══ Supplied records ══
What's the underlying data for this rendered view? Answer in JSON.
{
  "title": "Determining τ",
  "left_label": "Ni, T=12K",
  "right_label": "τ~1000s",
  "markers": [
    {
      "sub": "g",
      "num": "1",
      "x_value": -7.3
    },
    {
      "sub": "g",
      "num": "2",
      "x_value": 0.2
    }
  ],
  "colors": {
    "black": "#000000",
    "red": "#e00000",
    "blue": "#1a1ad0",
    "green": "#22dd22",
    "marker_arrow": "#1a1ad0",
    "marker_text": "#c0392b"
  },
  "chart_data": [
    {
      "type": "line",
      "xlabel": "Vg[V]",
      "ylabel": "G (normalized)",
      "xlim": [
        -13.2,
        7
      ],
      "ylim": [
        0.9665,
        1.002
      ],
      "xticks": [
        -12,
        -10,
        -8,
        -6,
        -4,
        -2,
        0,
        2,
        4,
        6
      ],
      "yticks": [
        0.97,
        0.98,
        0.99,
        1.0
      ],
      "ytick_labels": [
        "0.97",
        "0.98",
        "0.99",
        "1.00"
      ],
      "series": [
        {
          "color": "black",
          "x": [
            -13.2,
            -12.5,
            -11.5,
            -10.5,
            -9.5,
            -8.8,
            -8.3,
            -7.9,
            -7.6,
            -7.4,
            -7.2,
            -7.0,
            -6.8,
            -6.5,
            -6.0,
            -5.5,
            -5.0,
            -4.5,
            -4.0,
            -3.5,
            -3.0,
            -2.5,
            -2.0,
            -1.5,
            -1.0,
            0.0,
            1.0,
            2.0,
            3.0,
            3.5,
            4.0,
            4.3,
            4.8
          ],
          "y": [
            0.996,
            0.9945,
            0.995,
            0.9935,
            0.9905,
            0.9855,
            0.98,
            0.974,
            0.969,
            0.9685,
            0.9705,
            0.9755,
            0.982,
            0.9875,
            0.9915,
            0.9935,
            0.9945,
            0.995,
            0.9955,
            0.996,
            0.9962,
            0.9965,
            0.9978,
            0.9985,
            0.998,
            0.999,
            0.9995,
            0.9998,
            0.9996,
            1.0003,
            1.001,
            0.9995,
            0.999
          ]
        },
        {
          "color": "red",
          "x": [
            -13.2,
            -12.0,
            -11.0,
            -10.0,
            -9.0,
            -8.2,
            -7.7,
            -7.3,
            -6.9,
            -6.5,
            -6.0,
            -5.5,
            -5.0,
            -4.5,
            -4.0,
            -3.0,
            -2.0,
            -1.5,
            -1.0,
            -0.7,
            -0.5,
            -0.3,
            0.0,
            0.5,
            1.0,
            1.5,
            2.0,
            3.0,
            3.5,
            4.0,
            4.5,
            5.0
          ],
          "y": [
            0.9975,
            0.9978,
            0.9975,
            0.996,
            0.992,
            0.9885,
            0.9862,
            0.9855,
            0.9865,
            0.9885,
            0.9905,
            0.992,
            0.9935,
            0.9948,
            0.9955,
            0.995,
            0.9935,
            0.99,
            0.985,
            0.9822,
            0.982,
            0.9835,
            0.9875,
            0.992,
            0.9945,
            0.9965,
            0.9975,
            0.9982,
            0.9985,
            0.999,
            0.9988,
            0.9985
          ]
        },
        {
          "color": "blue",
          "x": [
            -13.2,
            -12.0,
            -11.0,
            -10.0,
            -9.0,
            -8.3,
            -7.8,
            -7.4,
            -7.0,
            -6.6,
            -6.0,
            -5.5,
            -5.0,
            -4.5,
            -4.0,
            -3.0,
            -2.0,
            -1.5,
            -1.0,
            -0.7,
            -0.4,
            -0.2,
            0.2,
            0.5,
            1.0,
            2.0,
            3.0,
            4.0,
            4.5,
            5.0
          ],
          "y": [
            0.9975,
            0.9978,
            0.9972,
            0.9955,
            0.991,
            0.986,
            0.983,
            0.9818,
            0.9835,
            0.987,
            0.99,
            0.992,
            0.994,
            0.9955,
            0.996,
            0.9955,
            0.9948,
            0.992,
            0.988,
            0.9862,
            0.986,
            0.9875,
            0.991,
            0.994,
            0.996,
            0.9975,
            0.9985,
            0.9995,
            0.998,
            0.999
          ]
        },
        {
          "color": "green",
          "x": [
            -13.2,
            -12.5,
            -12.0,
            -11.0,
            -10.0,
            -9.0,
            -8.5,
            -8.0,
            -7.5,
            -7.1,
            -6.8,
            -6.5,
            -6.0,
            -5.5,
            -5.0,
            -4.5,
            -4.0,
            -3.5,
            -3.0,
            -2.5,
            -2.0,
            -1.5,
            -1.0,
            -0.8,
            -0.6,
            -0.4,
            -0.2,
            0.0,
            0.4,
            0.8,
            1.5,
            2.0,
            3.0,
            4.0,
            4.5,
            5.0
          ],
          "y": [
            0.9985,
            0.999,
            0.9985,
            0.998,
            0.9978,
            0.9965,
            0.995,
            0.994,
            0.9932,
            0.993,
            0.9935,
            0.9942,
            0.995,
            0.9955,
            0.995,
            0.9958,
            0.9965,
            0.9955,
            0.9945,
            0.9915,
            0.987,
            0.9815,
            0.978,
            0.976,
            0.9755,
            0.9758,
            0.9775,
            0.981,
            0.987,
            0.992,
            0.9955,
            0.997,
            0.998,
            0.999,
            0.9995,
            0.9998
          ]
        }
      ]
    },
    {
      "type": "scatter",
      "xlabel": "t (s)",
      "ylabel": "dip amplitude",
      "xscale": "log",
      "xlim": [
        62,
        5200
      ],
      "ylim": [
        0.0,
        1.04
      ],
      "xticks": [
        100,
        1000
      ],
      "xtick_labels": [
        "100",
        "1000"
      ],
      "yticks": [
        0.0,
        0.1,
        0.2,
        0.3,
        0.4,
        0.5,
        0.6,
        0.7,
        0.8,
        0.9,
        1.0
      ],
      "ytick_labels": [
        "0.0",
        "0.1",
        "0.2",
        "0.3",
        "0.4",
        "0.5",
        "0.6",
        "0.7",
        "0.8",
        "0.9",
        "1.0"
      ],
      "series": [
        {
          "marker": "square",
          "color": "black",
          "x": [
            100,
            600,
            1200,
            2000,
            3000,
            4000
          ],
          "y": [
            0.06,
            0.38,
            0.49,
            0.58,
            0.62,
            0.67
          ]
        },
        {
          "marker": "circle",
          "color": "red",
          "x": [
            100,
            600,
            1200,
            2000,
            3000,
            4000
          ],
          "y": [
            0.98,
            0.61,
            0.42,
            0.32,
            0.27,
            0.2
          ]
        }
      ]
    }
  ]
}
═══
§ **Instructions for the task**:
Please reproduce each record precisely as written.

§ **Exercise response**:
What's the underlying data for this rendered view? Answer in JSON.
{
  "title": "Determining τ",
  "left_label": "Ni, T=12K",
  "right_label": "τ~1000s",
  "markers": [
    {
      "sub": "g",
      "num": "1",
      "x_value": -7.3
    },
    {
      "sub": "g",
      "num": "2",
      "x_value": 0.2
    }
  ],
  "colors": {
    "black": "#000000",
    "red": "#e00000",
    "blue": "#1a1ad0",
    "green": "#22dd22",
    "marker_arrow": "#1a1ad0",
    "marker_text": "#c0392b"
  },
  "chart_data": [
    {
      "type": "line",
      "xlabel": "Vg[V]",
      "ylabel": "G (normalized)",
      "xlim": [
        -13.2,
        7
      ],
      "ylim": [
        0.9665,
        1.002
      ],
      "xticks": [
        -12,
        -10,
        -8,
        -6,
        -4,
        -2,
        0,
        2,
        4,
        6
      ],
      "yticks": [
        0.97,
        0.98,
        0.99,
        1.0
      ],
      "ytick_labels": [
        "0.97",
        "0.98",
        "0.99",
        "1.00"
      ],
      "series": [
        {
          "color": "black",
          "x": [
            -13.2,
            -12.5,
            -11.5,
            -10.5,
            -9.5,
            -8.8,
            -8.3,
            -7.9,
            -7.6,
            -7.4,
            -7.2,
            -7.0,
            -6.8,
            -6.5,
            -6.0,
            -5.5,
            -5.0,
            -4.5,
            -4.0,
            -3.5,
            -3.0,
            -2.5,
            -2.0,
            -1.5,
            -1.0,
            0.0,
            1.0,
            2.0,
            3.0,
            3.5,
            4.0,
            4.3,
            4.8
          ],
          "y": [
            0.996,
            0.9945,
            0.995,
            0.9935,
            0.9905,
            0.9855,
            0.98,
            0.974,
            0.969,
            0.9685,
            0.9705,
            0.9755,
            0.982,
            0.9875,
            0.9915,
            0.9935,
            0.9945,
            0.995,
            0.9955,
            0.996,
            0.9962,
            0.9965,
            0.9978,
            0.9985,
            0.998,
            0.999,
            0.9995,
            0.9998,
            0.9996,
            1.0003,
            1.001,
            0.9995,
            0.999
          ]
        },
        {
          "color": "red",
          "x": [
            -13.2,
            -12.0,
            -11.0,
            -10.0,
            -9.0,
            -8.2,
            -7.7,
            -7.3,
            -6.9,
            -6.5,
            -6.0,
            -5.5,
            -5.0,
            -4.5,
            -4.0,
            -3.0,
            -2.0,
            -1.5,
            -1.0,
            -0.7,
            -0.5,
            -0.3,
            0.0,
            0.5,
            1.0,
            1.5,
            2.0,
            3.0,
            3.5,
            4.0,
            4.5,
            5.0
          ],
          "y": [
            0.9975,
            0.9978,
            0.9975,
            0.996,
            0.992,
            0.9885,
            0.9862,
            0.9855,
            0.9865,
            0.9885,
            0.9905,
            0.992,
            0.9935,
            0.9948,
            0.9955,
            0.995,
            0.9935,
            0.99,
            0.985,
            0.9822,
            0.982,
            0.9835,
            0.9875,
            0.992,
            0.9945,
            0.9965,
            0.9975,
            0.9982,
            0.9985,
            0.999,
            0.9988,
            0.9985
          ]
        },
        {
          "color": "blue",
          "x": [
            -13.2,
            -12.0,
            -11.0,
            -10.0,
            -9.0,
            -8.3,
            -7.8,
            -7.4,
            -7.0,
            -6.6,
            -6.0,
            -5.5,
            -5.0,
            -4.5,
            -4.0,
            -3.0,
            -2.0,
            -1.5,
            -1.0,
            -0.7,
            -0.4,
            -0.2,
            0.2,
            0.5,
            1.0,
            2.0,
            3.0,
            4.0,
            4.5,
            5.0
          ],
          "y": [
            0.9975,
            0.9978,
            0.9972,
            0.9955,
            0.991,
            0.986,
            0.983,
            0.9818,
            0.9835,
            0.987,
            0.99,
            0.992,
            0.994,
            0.9955,
            0.996,
            0.9955,
            0.9948,
            0.992,
            0.988,
            0.9862,
            0.986,
            0.9875,
            0.991,
            0.994,
            0.996,
            0.9975,
            0.9985,
            0.9995,
            0.998,
            0.999
          ]
        },
        {
          "color": "green",
          "x": [
            -13.2,
            -12.5,
            -12.0,
            -11.0,
            -10.0,
            -9.0,
            -8.5,
            -8.0,
            -7.5,
            -7.1,
            -6.8,
            -6.5,
            -6.0,
            -5.5,
            -5.0,
            -4.5,
            -4.0,
            -3.5,
            -3.0,
            -2.5,
            -2.0,
            -1.5,
            -1.0,
            -0.8,
            -0.6,
            -0.4,
            -0.2,
            0.0,
            0.4,
            0.8,
            1.5,
            2.0,
            3.0,
            4.0,
            4.5,
            5.0
          ],
          "y": [
            0.9985,
            0.999,
            0.9985,
            0.998,
            0.9978,
            0.9965,
            0.995,
            0.994,
            0.9932,
            0.993,
            0.9935,
            0.9942,
            0.995,
            0.9955,
            0.995,
            0.9958,
            0.9965,
            0.9955,
            0.9945,
            0.9915,
            0.987,
            0.9815,
            0.978,
            0.976,
            0.9755,
            0.9758,
            0.9775,
            0.981,
            0.987,
            0.992,
            0.9955,
            0.997,
            0.998,
            0.999,
            0.9995,
            0.9998
          ]
        }
      ]
    },
    {
      "type": "scatter",
      "xlabel": "t (s)",
      "ylabel": "dip amplitude",
      "xscale": "log",
      "xlim": [
        62,
        5200
      ],
      "ylim": [
        0.0,
        1.04
      ],
      "xticks": [
        100,
        1000
      ],
      "xtick_labels": [
        "100",
        "1000"
      ],
      "yticks": [
        0.0,
        0.1,
        0.2,
        0.3,
        0.4,
        0.5,
        0.6,
        0.7,
        0.8,
        0.9,
        1.0
      ],
      "ytick_labels": [
        "0.0",
        "0.1",
        "0.2",
        "0.3",
        "0.4",
        "0.5",
        "0.6",
        "0.7",
        "0.8",
        "0.9",
        "1.0"
      ],
      "series": [
        {
          "marker": "square",
          "color": "black",
          "x": [
            100,
            600,
            1200,
            2000,
            3000,
            4000
          ],
          "y": [
            0.06,
            0.38,
            0.49,
            0.58,
            0.62,
            0.67
          ]
        },
        {
          "marker": "circle",
          "color": "red",
          "x": [
            100,
            600,
            1200,
            2000,
            3000,
            4000
          ],
          "y": [
            0.98,
            0.61,
            0.42,
            0.32,
            0.27,
            0.2
          ]
        }
      ]
    }
  ]
}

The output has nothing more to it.